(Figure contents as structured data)
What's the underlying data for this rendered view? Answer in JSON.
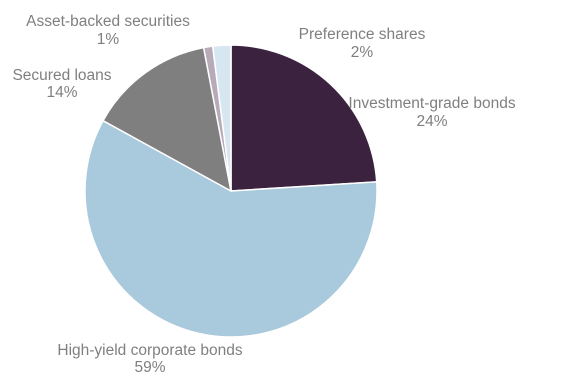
{
  "chart_data": {
    "type": "pie",
    "start_angle_deg": 0,
    "direction": "clockwise",
    "label_color": "#7f7f7f",
    "slice_border_color": "#ffffff",
    "slices": [
      {
        "name": "Investment-grade bonds",
        "value": 24,
        "pct_label": "24%",
        "color": "#3b2340"
      },
      {
        "name": "High-yield corporate bonds",
        "value": 59,
        "pct_label": "59%",
        "color": "#a9c9dc"
      },
      {
        "name": "Secured loans",
        "value": 14,
        "pct_label": "14%",
        "color": "#7f7f7f"
      },
      {
        "name": "Asset-backed securities",
        "value": 1,
        "pct_label": "1%",
        "color": "#b7aab9"
      },
      {
        "name": "Preference shares",
        "value": 2,
        "pct_label": "2%",
        "color": "#d7e7f1"
      }
    ]
  }
}
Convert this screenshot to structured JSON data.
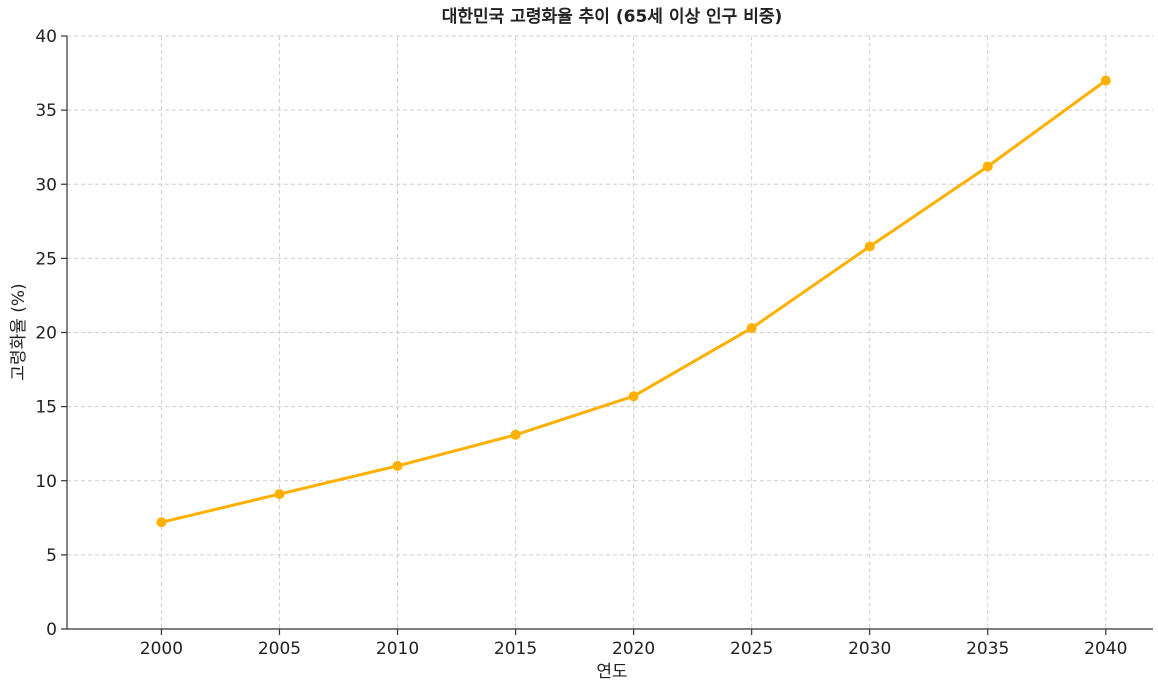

EXERCISE DETAILS: Pictures excluded, quote all the data above exactly.

WRITTEN SOLUTION:
What's the underlying data for this rendered view? Answer in JSON.
{
  "chart_data": {
    "type": "pie",
    "start_angle_deg": 0,
    "direction": "clockwise",
    "label_color": "#7f7f7f",
    "slice_border_color": "#ffffff",
    "slices": [
      {
        "name": "Investment-grade bonds",
        "value": 24,
        "pct_label": "24%",
        "color": "#3b2340"
      },
      {
        "name": "High-yield corporate bonds",
        "value": 59,
        "pct_label": "59%",
        "color": "#a9c9dc"
      },
      {
        "name": "Secured loans",
        "value": 14,
        "pct_label": "14%",
        "color": "#7f7f7f"
      },
      {
        "name": "Asset-backed securities",
        "value": 1,
        "pct_label": "1%",
        "color": "#b7aab9"
      },
      {
        "name": "Preference shares",
        "value": 2,
        "pct_label": "2%",
        "color": "#d7e7f1"
      }
    ]
  }
}
Convert this screenshot to structured JSON data.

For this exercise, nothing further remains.